§ **PROMPT**
Only the number is needed: how many lines of the records include "title"?

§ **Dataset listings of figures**
━━━━

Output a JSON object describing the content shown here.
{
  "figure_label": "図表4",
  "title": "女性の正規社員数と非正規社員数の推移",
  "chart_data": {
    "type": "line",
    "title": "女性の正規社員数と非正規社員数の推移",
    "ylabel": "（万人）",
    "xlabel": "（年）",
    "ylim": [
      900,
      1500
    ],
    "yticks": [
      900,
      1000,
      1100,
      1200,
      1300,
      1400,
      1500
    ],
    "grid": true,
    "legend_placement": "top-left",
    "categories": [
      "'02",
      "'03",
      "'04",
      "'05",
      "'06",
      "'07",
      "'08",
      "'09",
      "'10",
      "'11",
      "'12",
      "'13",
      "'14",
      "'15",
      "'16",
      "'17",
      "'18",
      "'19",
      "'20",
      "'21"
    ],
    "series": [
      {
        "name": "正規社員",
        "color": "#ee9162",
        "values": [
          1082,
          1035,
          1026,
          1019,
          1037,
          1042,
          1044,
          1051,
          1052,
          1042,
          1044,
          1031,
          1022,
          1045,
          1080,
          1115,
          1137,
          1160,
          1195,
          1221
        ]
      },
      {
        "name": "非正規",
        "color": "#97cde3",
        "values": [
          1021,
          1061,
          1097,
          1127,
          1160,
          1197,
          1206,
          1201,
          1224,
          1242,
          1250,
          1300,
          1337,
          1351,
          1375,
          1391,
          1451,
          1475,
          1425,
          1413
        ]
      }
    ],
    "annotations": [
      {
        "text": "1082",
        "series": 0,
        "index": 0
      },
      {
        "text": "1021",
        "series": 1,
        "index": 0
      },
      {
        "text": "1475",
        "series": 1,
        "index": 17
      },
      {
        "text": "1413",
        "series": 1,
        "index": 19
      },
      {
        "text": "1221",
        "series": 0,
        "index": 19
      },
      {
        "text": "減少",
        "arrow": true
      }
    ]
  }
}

━━━━

§ **RESULT OF THIS TASK**
2